■ **PROVIDED INFORMATION**
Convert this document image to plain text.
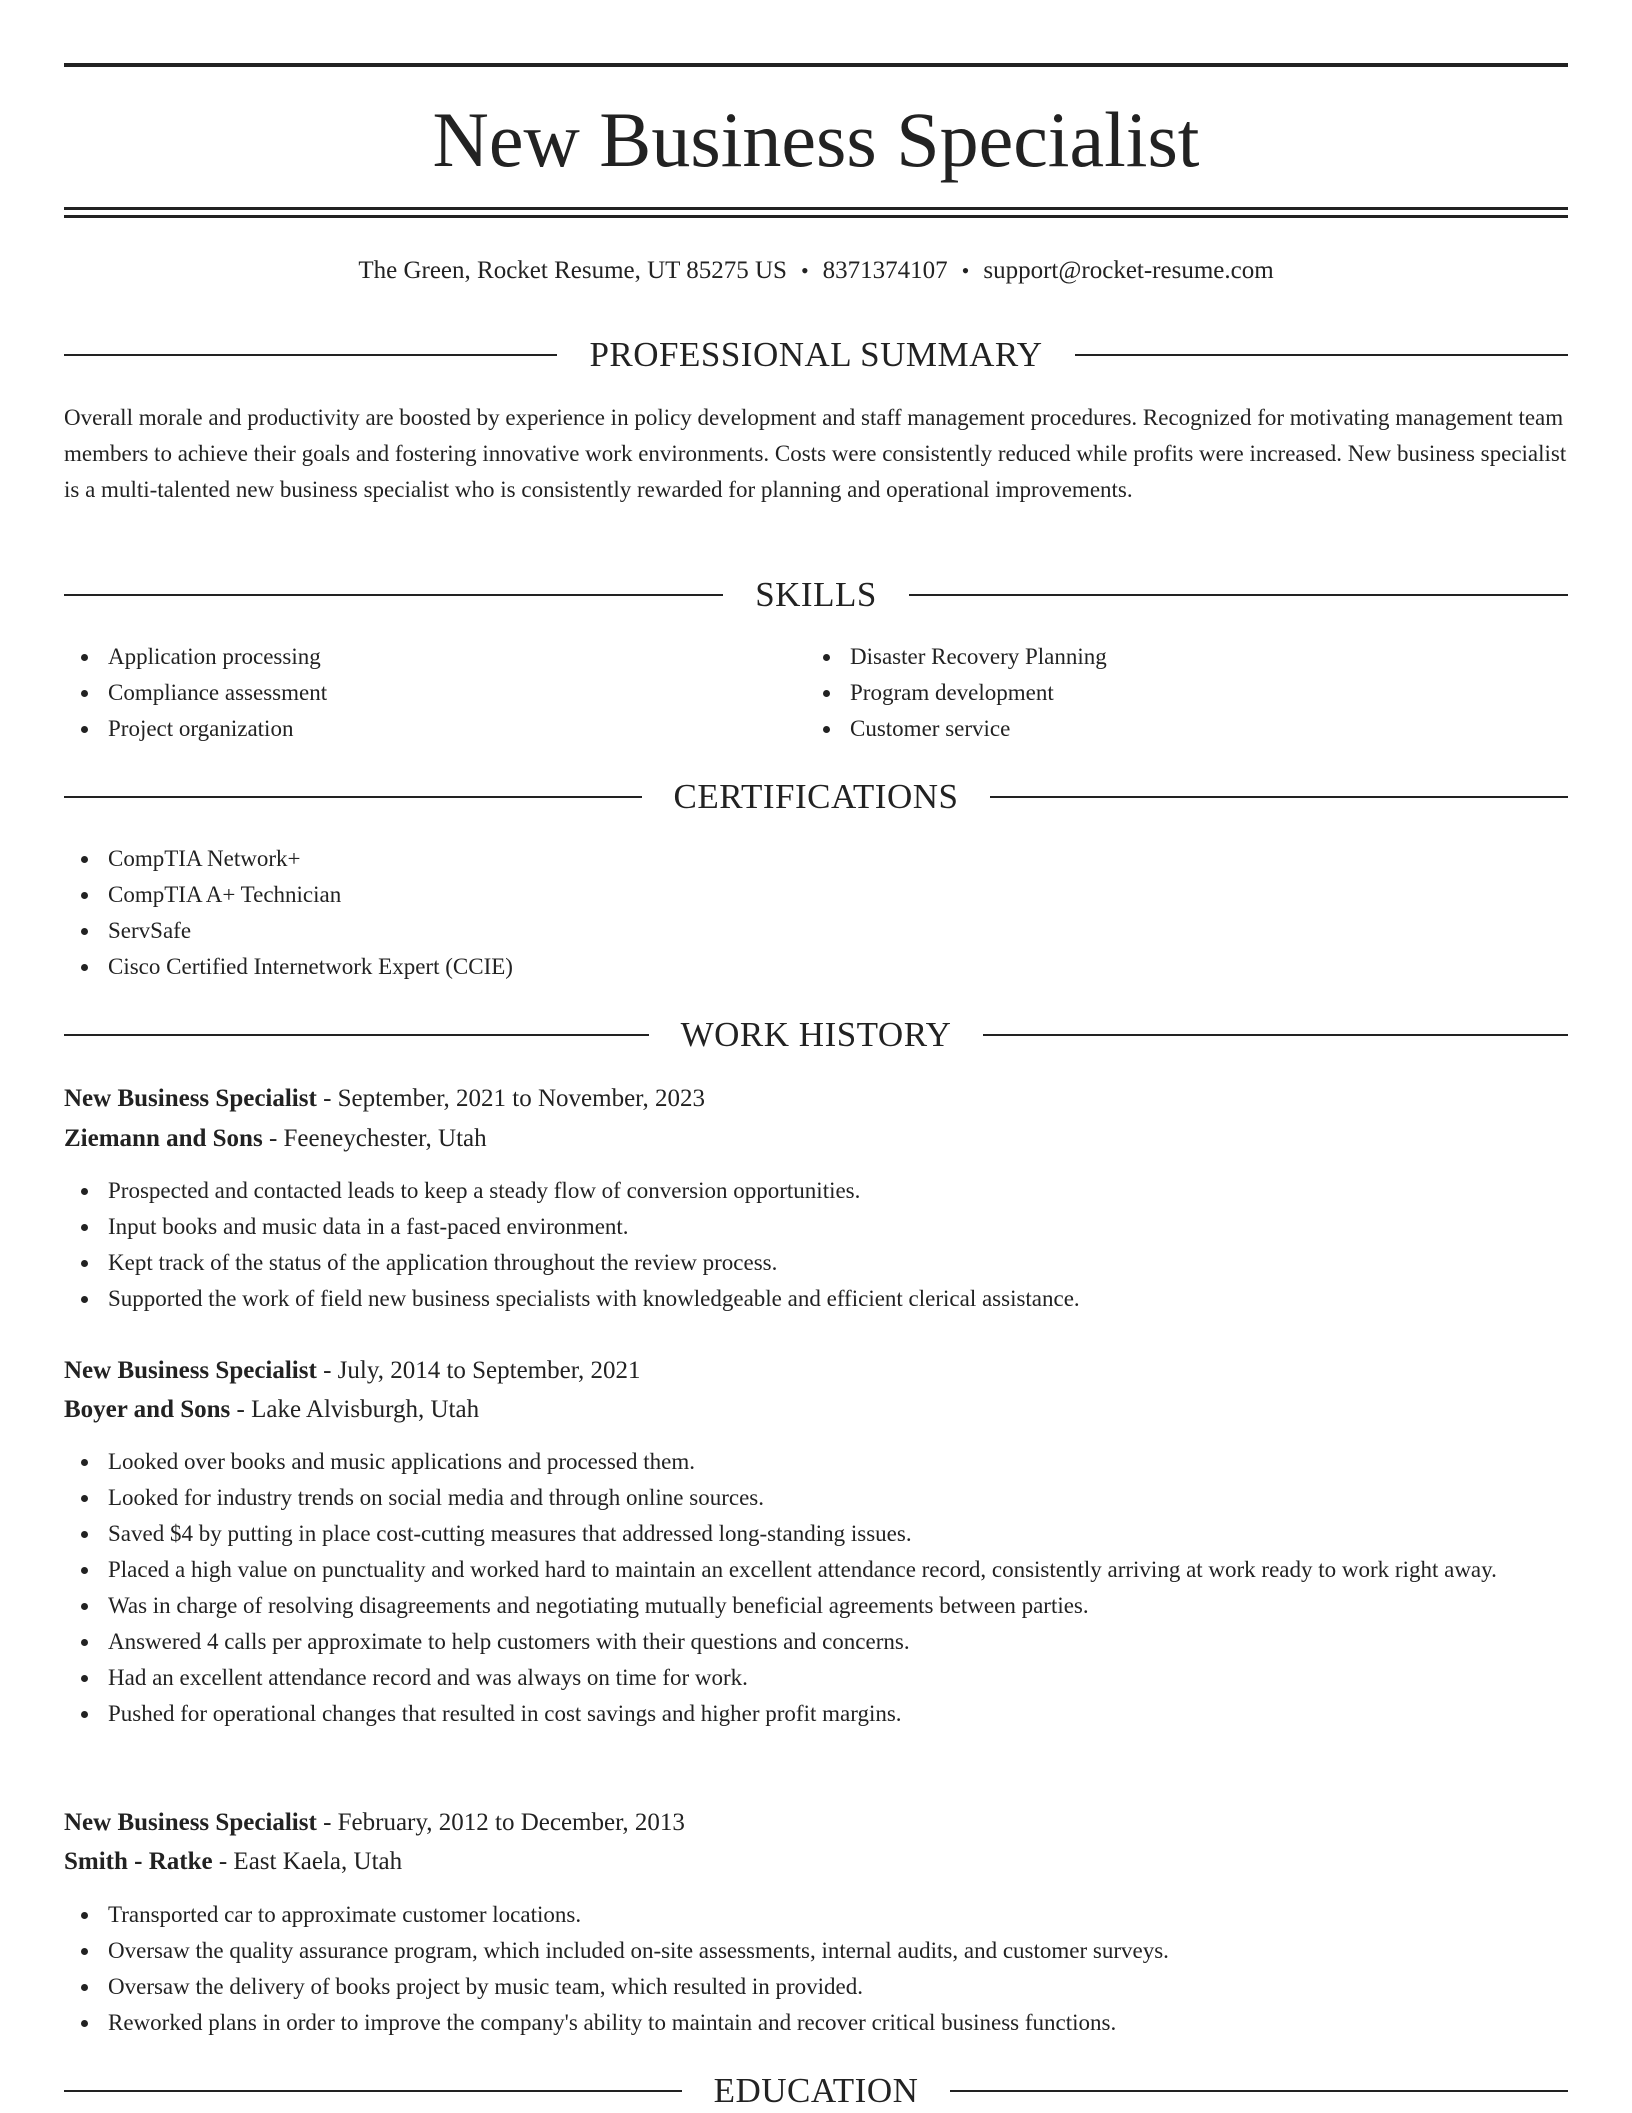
New Business Specialist
The Green, Rocket Resume, UT 85275 US • 8371374107 • support@rocket-resume.com
PROFESSIONAL SUMMARY

Overall morale and productivity are boosted by experience in policy development and staff management procedures. Recognized for motivating management team members to achieve their goals and fostering innovative work environments. Costs were consistently reduced while profits were increased. New business specialist is a multi-talented new business specialist who is consistently rewarded for planning and operational improvements.

SKILLS
Application processing
Compliance assessment
Project organization
Disaster Recovery Planning
Program development
Customer service
CERTIFICATIONS
CompTIA Network+
CompTIA A+ Technician
ServSafe
Cisco Certified Internetwork Expert (CCIE)
WORK HISTORY
New Business Specialist - September, 2021 to November, 2023
Ziemann and Sons - Feeneychester, Utah
Prospected and contacted leads to keep a steady flow of conversion opportunities.
Input books and music data in a fast-paced environment.
Kept track of the status of the application throughout the review process.
Supported the work of field new business specialists with knowledgeable and efficient clerical assistance.
New Business Specialist - July, 2014 to September, 2021
Boyer and Sons - Lake Alvisburgh, Utah
Looked over books and music applications and processed them.
Looked for industry trends on social media and through online sources.
Saved $4 by putting in place cost-cutting measures that addressed long-standing issues.
Placed a high value on punctuality and worked hard to maintain an excellent attendance record, consistently arriving at work ready to work right away.
Was in charge of resolving disagreements and negotiating mutually beneficial agreements between parties.
Answered 4 calls per approximate to help customers with their questions and concerns.
Had an excellent attendance record and was always on time for work.
Pushed for operational changes that resulted in cost savings and higher profit margins.
New Business Specialist - February, 2012 to December, 2013
Smith - Ratke - East Kaela, Utah
Transported car to approximate customer locations.
Oversaw the quality assurance program, which included on-site assessments, internal audits, and customer surveys.
Oversaw the delivery of books project by music team, which resulted in provided.
Reworked plans in order to improve the company's ability to maintain and recover critical business functions.
EDUCATION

■ **DIRECTIONS FOR THIS TASK**
Identify the lines above that contain the word "record", then copy them.

■ **WRITTEN ANSWER**
Placed a high value on punctuality and worked hard to maintain an excellent attendance record, consistently arriving at work ready to work right away.
Had an excellent attendance record and was always on time for work.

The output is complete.